**Directive**
Please continue the account of the British army's 1778 move from Philadelphia to New York, starting after its last sentence.

**Document**
In the Fall of 1777, British General John Burgoyne surrendered his army to General Gates at Saratoga, New York. 
 
With the loss of this command, and the failed attempts to re-conquer the northern colonies, the British government decided on a new strategy to win the war.  General Howe, commander of the main battle army of the British empire, was ordered to withdraw from Philadelphia and consolidate his forces in New York City. 
 
In May, 1778 Howe relinquished command of the 20,000-strong British Army to General Clinton.  Clinton was faced with the challenge to successfully complete his mission to move the army from Philadelphia to New York.
 
French naval power became a concern when France entered the war as a military ally to the young United States.  The Atlantic Squadron of the French Navy was on its way from Europe to North American waters.
 
Two options were available to Clinton.  Move his men, along with the equipment of the main battle army of the Empire, by water, or by land.  The choice was in-part made for him by the demand of prominent Loyalist Joseph Galloway of Philadelphia.  Galloway insisted that the British Army evacuate the thousands of Loyalists in Philadelphia, rather than them face the retribution of the resurgent rebel (Patriot) forces.

**Items**
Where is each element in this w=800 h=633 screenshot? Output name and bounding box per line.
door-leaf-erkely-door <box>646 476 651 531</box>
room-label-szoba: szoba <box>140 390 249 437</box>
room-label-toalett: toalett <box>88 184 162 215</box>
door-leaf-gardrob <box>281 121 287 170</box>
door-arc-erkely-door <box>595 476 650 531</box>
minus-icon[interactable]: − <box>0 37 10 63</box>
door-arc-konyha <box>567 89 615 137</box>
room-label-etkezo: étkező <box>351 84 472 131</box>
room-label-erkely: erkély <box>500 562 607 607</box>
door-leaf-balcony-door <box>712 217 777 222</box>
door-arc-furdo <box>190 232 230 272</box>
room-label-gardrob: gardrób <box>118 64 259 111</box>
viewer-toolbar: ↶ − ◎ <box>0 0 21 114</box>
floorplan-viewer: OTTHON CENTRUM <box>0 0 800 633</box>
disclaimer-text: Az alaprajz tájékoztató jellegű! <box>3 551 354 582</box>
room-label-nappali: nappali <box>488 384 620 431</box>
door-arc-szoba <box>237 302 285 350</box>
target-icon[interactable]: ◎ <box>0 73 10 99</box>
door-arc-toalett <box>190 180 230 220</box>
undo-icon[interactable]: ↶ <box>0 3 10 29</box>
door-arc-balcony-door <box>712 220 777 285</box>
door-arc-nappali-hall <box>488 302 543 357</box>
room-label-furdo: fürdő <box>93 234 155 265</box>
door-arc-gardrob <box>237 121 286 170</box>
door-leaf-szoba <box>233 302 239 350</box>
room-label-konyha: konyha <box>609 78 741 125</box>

**Response to this exercise**
 
Clinton agreed to Galloway's demand.  Now the general was faced with moving his vast army, divided into two divisions and burdened by a baggage train some twelve miles in length, across hostile New Jersey.
 
The quickest route, although not the safest, was across the narrow waist-band of New Jersey, from Haddonfield to Mt. Holly, to Allentown, Hightstown, Cranbury, to New Brunswick, and then to Perth Amboy and Staten Island. 
 
For a week in June, 1778, the two great armies of the American Revolution played a cat and mouse game that could have ended the American Revolution on the beaches of Sandy Hook.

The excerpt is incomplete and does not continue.